(Stored data entries)
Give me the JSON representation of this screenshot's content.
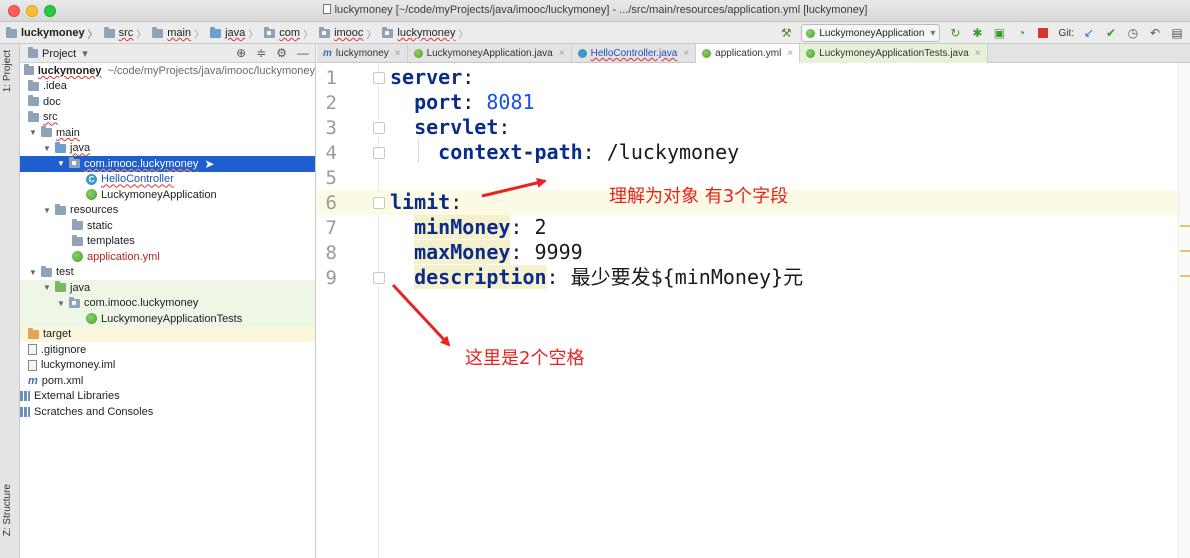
{
  "window": {
    "title": "luckymoney [~/code/myProjects/java/imooc/luckymoney] - .../src/main/resources/application.yml [luckymoney]"
  },
  "breadcrumbs": [
    "luckymoney",
    "src",
    "main",
    "java",
    "com",
    "imooc",
    "luckymoney"
  ],
  "toolbar": {
    "run_config": "LuckymoneyApplication",
    "git_label": "Git:"
  },
  "left_strip": {
    "project_tab": "1: Project",
    "structure_tab": "Z: Structure"
  },
  "project_panel": {
    "header": "Project",
    "tree": [
      {
        "label": "luckymoney",
        "suffix": "~/code/myProjects/java/imooc/luckymoney"
      },
      {
        "label": ".idea"
      },
      {
        "label": "doc"
      },
      {
        "label": "src"
      },
      {
        "label": "main"
      },
      {
        "label": "java"
      },
      {
        "label": "com.imooc.luckymoney"
      },
      {
        "label": "HelloController"
      },
      {
        "label": "LuckymoneyApplication"
      },
      {
        "label": "resources"
      },
      {
        "label": "static"
      },
      {
        "label": "templates"
      },
      {
        "label": "application.yml"
      },
      {
        "label": "test"
      },
      {
        "label": "java"
      },
      {
        "label": "com.imooc.luckymoney"
      },
      {
        "label": "LuckymoneyApplicationTests"
      },
      {
        "label": "target"
      },
      {
        "label": ".gitignore"
      },
      {
        "label": "luckymoney.iml"
      },
      {
        "label": "pom.xml"
      },
      {
        "label": "External Libraries"
      },
      {
        "label": "Scratches and Consoles"
      }
    ]
  },
  "tabs": [
    {
      "label": "luckymoney"
    },
    {
      "label": "LuckymoneyApplication.java"
    },
    {
      "label": "HelloController.java"
    },
    {
      "label": "application.yml"
    },
    {
      "label": "LuckymoneyApplicationTests.java"
    }
  ],
  "editor": {
    "lines": [
      {
        "n": "1",
        "indent": "",
        "key": "server",
        "sep": ":",
        "value": ""
      },
      {
        "n": "2",
        "indent": "  ",
        "key": "port",
        "sep": ": ",
        "value": "8081"
      },
      {
        "n": "3",
        "indent": "  ",
        "key": "servlet",
        "sep": ":",
        "value": ""
      },
      {
        "n": "4",
        "indent": "    ",
        "key": "context-path",
        "sep": ": ",
        "value": "/luckymoney"
      },
      {
        "n": "5",
        "indent": "",
        "key": "",
        "sep": "",
        "value": ""
      },
      {
        "n": "6",
        "indent": "",
        "key": "limit",
        "sep": ":",
        "value": ""
      },
      {
        "n": "7",
        "indent": "  ",
        "key": "minMoney",
        "sep": ": ",
        "value": "2"
      },
      {
        "n": "8",
        "indent": "  ",
        "key": "maxMoney",
        "sep": ": ",
        "value": "9999"
      },
      {
        "n": "9",
        "indent": "  ",
        "key": "description",
        "sep": ": ",
        "value": "最少要发${minMoney}元"
      }
    ]
  },
  "annotations": {
    "note1": "理解为对象  有3个字段",
    "note2": "这里是2个空格",
    "color": "#e8231f"
  }
}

▶ [REQUIRED TASK] Repeat the full listing above exactly, with no pictures in the copy.

▶ [ANSWER IN FULL]
Give me the JSON representation of this screenshot's content.
{
  "window": {
    "title": "luckymoney [~/code/myProjects/java/imooc/luckymoney] - .../src/main/resources/application.yml [luckymoney]"
  },
  "breadcrumbs": [
    "luckymoney",
    "src",
    "main",
    "java",
    "com",
    "imooc",
    "luckymoney"
  ],
  "toolbar": {
    "run_config": "LuckymoneyApplication",
    "git_label": "Git:"
  },
  "left_strip": {
    "project_tab": "1: Project",
    "structure_tab": "Z: Structure"
  },
  "project_panel": {
    "header": "Project",
    "tree": [
      {
        "label": "luckymoney",
        "suffix": "~/code/myProjects/java/imooc/luckymoney"
      },
      {
        "label": ".idea"
      },
      {
        "label": "doc"
      },
      {
        "label": "src"
      },
      {
        "label": "main"
      },
      {
        "label": "java"
      },
      {
        "label": "com.imooc.luckymoney"
      },
      {
        "label": "HelloController"
      },
      {
        "label": "LuckymoneyApplication"
      },
      {
        "label": "resources"
      },
      {
        "label": "static"
      },
      {
        "label": "templates"
      },
      {
        "label": "application.yml"
      },
      {
        "label": "test"
      },
      {
        "label": "java"
      },
      {
        "label": "com.imooc.luckymoney"
      },
      {
        "label": "LuckymoneyApplicationTests"
      },
      {
        "label": "target"
      },
      {
        "label": ".gitignore"
      },
      {
        "label": "luckymoney.iml"
      },
      {
        "label": "pom.xml"
      },
      {
        "label": "External Libraries"
      },
      {
        "label": "Scratches and Consoles"
      }
    ]
  },
  "tabs": [
    {
      "label": "luckymoney"
    },
    {
      "label": "LuckymoneyApplication.java"
    },
    {
      "label": "HelloController.java"
    },
    {
      "label": "application.yml"
    },
    {
      "label": "LuckymoneyApplicationTests.java"
    }
  ],
  "editor": {
    "lines": [
      {
        "n": "1",
        "indent": "",
        "key": "server",
        "sep": ":",
        "value": ""
      },
      {
        "n": "2",
        "indent": "  ",
        "key": "port",
        "sep": ": ",
        "value": "8081"
      },
      {
        "n": "3",
        "indent": "  ",
        "key": "servlet",
        "sep": ":",
        "value": ""
      },
      {
        "n": "4",
        "indent": "    ",
        "key": "context-path",
        "sep": ": ",
        "value": "/luckymoney"
      },
      {
        "n": "5",
        "indent": "",
        "key": "",
        "sep": "",
        "value": ""
      },
      {
        "n": "6",
        "indent": "",
        "key": "limit",
        "sep": ":",
        "value": ""
      },
      {
        "n": "7",
        "indent": "  ",
        "key": "minMoney",
        "sep": ": ",
        "value": "2"
      },
      {
        "n": "8",
        "indent": "  ",
        "key": "maxMoney",
        "sep": ": ",
        "value": "9999"
      },
      {
        "n": "9",
        "indent": "  ",
        "key": "description",
        "sep": ": ",
        "value": "最少要发${minMoney}元"
      }
    ]
  },
  "annotations": {
    "note1": "理解为对象  有3个字段",
    "note2": "这里是2个空格",
    "color": "#e8231f"
  }
}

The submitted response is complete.